#### [THE PROBLEM]
Omit every picture and output the rest of the records exactly as they are.

#### [DATA TO USE]
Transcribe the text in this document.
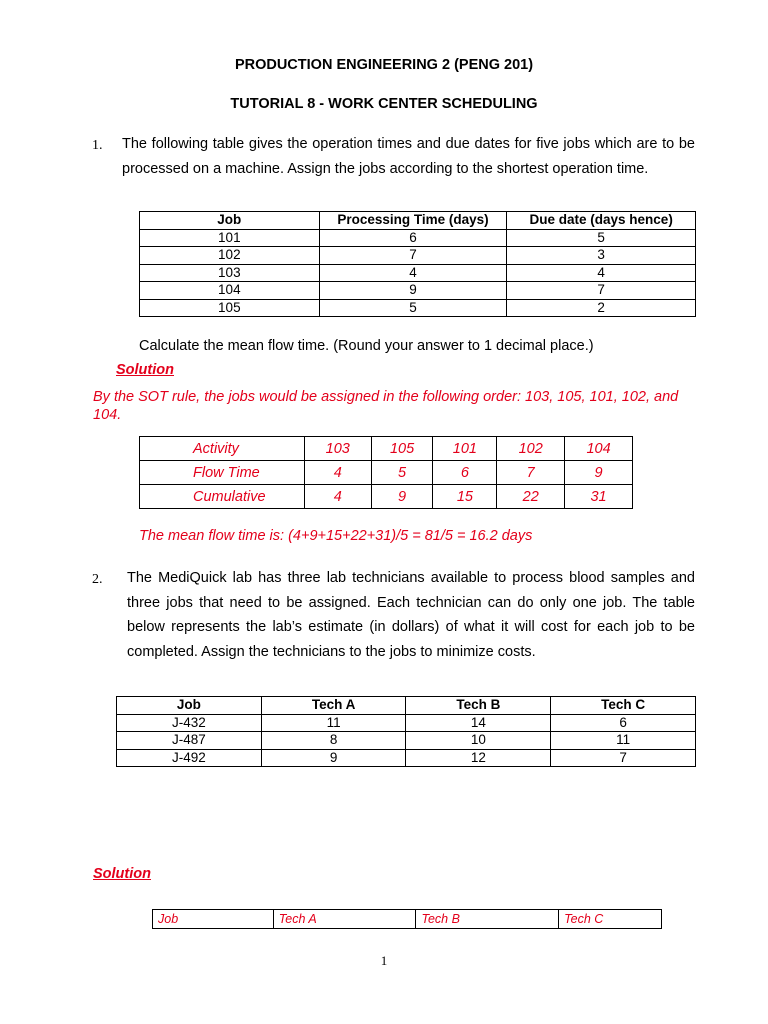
PRODUCTION ENGINEERING 2 (PENG 201)
TUTORIAL 8 - WORK CENTER SCHEDULING
1. The following table gives the operation times and due dates for five jobs which are to be processed on a machine. Assign the jobs according to the shortest operation time.
Job	Processing Time (days)	Due date (days hence)
101	6	5
102	7	3
103	4	4
104	9	7
105	5	2
Calculate the mean flow time. (Round your answer to 1 decimal place.)
Solution
By the SOT rule, the jobs would be assigned in the following order: 103, 105, 101, 102, and 104.
Activity	103	105	101	102	104
Flow Time	4	5	6	7	9
Cumulative	4	9	15	22	31
The mean flow time is: (4+9+15+22+31)/5 = 81/5 = 16.2 days
2. The MediQuick lab has three lab technicians available to process blood samples and three jobs that need to be assigned. Each technician can do only one job. The table below represents the lab’s estimate (in dollars) of what it will cost for each job to be completed. Assign the technicians to the jobs to minimize costs.
Job	Tech A	Tech B	Tech C
J-432	11	14	6
J-487	8	10	11
J-492	9	12	7
Solution
Job	Tech A	Tech B	Tech C
1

#### [FULL ANSWER]
Transcribe the text in this document.
PRODUCTION ENGINEERING 2 (PENG 201)
TUTORIAL 8 - WORK CENTER SCHEDULING
1. The following table gives the operation times and due dates for five jobs which are to be processed on a machine. Assign the jobs according to the shortest operation time.
Job	Processing Time (days)	Due date (days hence)
101	6	5
102	7	3
103	4	4
104	9	7
105	5	2
Calculate the mean flow time. (Round your answer to 1 decimal place.)
Solution
By the SOT rule, the jobs would be assigned in the following order: 103, 105, 101, 102, and 104.
Activity	103	105	101	102	104
Flow Time	4	5	6	7	9
Cumulative	4	9	15	22	31
The mean flow time is: (4+9+15+22+31)/5 = 81/5 = 16.2 days
2. The MediQuick lab has three lab technicians available to process blood samples and three jobs that need to be assigned. Each technician can do only one job. The table below represents the lab’s estimate (in dollars) of what it will cost for each job to be completed. Assign the technicians to the jobs to minimize costs.
Job	Tech A	Tech B	Tech C
J-432	11	14	6
J-487	8	10	11
J-492	9	12	7
Solution
Job	Tech A	Tech B	Tech C
1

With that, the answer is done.